• [Supplied records]
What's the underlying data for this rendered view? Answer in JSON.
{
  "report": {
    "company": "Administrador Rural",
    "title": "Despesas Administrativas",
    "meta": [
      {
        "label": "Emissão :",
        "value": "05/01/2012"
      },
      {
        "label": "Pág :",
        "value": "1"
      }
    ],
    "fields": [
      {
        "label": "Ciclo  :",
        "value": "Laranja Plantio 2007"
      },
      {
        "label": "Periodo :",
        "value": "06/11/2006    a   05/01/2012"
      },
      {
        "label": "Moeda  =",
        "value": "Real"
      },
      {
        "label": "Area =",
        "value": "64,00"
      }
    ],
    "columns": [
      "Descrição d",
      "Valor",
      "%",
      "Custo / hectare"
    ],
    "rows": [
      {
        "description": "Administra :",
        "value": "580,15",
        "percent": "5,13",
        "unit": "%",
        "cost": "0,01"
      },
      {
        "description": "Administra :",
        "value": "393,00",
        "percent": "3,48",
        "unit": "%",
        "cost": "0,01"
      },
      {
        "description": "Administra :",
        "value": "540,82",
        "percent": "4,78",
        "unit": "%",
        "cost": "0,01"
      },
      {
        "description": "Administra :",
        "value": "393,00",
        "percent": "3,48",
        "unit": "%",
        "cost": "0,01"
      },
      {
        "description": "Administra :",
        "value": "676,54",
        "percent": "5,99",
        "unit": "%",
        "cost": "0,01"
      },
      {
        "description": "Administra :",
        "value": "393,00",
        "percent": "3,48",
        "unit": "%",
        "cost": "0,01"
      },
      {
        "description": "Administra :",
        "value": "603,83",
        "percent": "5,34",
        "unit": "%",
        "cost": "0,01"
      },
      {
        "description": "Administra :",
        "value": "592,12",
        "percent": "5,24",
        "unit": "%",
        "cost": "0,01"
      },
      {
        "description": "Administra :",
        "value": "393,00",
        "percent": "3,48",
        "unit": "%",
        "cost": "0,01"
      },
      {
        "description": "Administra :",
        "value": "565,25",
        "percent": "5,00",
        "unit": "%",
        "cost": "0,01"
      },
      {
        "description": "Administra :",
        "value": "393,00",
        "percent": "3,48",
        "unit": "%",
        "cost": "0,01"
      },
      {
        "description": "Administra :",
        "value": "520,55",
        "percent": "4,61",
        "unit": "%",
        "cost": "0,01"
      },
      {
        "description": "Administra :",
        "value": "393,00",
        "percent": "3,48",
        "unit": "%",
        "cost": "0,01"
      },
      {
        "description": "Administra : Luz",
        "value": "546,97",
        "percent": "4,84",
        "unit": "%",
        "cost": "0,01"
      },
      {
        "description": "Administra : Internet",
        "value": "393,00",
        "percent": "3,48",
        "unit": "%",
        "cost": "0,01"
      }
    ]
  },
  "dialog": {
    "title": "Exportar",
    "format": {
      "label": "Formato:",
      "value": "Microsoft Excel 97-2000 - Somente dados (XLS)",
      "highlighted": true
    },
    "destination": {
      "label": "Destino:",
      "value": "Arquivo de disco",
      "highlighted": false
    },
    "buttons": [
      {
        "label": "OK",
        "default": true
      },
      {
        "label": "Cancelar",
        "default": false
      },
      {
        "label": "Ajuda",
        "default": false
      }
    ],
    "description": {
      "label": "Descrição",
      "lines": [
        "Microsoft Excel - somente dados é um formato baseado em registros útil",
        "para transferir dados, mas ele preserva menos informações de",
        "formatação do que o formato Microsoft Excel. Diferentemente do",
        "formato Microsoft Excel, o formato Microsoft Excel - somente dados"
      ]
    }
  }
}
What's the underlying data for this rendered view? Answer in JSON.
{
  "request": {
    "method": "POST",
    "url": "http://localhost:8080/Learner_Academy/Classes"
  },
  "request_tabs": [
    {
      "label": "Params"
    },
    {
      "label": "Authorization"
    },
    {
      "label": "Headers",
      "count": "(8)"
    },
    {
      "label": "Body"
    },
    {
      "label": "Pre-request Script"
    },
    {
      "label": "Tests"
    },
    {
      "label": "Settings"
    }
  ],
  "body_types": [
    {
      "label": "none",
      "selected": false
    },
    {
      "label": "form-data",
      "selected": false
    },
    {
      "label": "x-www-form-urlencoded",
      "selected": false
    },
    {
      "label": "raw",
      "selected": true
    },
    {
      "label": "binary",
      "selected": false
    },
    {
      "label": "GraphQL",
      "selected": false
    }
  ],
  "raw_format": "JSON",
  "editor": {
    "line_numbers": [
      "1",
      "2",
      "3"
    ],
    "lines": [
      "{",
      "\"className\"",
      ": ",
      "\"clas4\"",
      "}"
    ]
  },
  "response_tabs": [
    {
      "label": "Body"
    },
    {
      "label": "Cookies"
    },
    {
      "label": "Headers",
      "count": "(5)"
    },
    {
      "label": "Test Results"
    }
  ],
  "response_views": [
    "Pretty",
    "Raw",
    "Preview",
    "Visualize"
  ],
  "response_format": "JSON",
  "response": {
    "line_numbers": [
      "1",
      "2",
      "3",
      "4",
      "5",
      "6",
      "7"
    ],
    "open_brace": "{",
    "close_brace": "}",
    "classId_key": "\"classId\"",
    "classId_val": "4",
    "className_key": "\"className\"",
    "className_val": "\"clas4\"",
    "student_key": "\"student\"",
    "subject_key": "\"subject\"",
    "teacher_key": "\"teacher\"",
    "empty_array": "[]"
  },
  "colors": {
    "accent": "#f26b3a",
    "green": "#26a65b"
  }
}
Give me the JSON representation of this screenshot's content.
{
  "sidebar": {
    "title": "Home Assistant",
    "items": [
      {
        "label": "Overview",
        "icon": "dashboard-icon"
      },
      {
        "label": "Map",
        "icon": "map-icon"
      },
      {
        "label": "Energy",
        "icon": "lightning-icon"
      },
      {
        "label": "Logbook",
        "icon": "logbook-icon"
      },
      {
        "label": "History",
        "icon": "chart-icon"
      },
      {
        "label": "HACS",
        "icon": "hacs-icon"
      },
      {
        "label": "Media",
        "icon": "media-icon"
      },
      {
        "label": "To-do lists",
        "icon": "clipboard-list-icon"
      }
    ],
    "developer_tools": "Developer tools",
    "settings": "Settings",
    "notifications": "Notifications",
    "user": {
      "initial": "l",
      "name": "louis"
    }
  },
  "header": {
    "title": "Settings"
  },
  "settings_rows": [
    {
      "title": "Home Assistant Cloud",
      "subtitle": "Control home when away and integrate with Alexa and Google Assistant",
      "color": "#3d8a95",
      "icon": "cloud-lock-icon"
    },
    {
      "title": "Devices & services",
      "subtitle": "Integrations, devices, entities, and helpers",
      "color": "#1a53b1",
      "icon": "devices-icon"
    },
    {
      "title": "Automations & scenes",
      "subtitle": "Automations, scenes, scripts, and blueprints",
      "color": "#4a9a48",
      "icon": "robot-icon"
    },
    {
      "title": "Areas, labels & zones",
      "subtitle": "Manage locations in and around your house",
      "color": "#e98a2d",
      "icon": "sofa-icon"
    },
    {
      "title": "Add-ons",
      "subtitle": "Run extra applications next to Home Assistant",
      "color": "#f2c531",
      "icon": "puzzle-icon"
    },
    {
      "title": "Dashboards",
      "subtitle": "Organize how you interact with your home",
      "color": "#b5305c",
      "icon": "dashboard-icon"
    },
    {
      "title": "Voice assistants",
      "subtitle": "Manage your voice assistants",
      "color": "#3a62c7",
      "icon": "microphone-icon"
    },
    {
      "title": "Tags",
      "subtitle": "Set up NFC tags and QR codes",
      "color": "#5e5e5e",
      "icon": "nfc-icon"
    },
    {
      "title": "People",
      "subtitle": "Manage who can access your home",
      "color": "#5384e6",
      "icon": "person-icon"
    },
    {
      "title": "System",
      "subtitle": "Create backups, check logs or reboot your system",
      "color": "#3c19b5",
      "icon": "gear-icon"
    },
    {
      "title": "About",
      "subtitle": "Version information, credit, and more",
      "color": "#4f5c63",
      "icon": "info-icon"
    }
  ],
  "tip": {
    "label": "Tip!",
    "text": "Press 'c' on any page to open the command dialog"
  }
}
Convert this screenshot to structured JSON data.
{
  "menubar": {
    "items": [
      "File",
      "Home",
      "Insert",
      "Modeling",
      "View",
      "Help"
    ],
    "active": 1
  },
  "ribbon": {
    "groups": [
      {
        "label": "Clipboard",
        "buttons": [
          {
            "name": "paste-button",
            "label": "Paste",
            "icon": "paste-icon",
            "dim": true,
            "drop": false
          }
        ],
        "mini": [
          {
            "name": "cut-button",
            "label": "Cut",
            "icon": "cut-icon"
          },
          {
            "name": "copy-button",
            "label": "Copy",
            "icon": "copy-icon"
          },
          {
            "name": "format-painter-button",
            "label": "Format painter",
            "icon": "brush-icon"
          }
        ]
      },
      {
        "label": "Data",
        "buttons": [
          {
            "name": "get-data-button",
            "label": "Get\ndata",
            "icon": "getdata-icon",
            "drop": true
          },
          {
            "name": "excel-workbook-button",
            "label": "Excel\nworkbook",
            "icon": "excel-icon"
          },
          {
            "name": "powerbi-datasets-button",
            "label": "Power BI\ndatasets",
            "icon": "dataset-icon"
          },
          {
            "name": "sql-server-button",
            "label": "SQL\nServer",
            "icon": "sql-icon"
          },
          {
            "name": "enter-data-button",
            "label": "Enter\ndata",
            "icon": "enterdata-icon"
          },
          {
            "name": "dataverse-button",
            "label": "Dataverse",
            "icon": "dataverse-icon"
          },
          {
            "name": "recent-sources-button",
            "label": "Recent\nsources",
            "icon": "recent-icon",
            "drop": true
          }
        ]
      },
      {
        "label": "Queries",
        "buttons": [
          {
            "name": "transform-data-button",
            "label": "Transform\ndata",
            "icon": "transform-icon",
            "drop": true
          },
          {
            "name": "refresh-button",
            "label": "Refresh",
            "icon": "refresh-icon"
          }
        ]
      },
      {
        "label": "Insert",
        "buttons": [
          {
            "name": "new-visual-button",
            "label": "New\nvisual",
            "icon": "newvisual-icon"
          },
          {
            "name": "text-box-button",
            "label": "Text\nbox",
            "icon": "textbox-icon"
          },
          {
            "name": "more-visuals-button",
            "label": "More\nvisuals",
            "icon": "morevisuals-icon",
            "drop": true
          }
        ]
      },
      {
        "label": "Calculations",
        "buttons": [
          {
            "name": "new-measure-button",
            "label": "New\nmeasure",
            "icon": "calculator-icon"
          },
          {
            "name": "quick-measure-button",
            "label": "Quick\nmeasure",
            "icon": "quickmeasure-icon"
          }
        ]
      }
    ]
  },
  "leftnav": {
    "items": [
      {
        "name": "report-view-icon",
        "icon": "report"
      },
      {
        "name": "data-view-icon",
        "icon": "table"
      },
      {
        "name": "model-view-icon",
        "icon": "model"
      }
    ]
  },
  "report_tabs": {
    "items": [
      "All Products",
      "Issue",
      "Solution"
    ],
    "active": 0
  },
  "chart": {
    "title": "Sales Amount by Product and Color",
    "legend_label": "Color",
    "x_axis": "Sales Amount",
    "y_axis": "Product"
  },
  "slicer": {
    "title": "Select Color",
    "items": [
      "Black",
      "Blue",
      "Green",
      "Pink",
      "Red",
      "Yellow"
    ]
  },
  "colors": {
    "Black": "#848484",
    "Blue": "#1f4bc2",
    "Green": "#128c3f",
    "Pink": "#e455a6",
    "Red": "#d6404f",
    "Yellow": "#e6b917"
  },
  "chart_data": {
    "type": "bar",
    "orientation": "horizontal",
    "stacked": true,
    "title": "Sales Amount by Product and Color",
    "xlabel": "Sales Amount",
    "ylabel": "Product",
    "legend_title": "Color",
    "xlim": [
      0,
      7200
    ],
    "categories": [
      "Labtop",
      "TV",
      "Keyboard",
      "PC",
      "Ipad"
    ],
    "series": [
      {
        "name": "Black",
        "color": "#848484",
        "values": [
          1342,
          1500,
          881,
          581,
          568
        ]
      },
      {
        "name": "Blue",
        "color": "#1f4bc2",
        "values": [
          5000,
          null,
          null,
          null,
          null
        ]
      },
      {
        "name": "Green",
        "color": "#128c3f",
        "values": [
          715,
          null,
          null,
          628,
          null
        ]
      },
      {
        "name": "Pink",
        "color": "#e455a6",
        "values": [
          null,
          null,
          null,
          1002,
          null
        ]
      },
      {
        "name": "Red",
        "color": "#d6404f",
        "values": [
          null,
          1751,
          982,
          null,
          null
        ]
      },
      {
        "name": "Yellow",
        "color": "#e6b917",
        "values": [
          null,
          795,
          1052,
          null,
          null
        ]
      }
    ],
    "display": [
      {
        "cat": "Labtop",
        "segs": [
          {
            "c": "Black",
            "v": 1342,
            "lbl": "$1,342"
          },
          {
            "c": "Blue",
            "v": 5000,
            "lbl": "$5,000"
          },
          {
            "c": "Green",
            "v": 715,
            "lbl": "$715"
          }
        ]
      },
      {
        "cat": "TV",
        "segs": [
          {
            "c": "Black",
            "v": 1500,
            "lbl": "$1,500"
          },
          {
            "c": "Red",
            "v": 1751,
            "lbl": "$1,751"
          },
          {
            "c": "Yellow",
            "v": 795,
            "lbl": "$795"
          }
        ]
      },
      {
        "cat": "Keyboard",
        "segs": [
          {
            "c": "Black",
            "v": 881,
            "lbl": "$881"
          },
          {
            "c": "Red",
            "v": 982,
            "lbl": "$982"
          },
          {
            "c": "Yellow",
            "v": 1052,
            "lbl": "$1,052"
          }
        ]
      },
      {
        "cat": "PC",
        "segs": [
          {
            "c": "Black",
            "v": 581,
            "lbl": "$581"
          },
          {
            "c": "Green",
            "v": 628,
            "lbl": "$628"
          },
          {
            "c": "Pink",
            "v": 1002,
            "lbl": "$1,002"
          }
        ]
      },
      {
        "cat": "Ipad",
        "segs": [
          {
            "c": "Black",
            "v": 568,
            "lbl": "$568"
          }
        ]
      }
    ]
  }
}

• [Given request]
Within the data above, count the lines that contain the string "Manage"; the reply is the number alone.

• [Solution]
3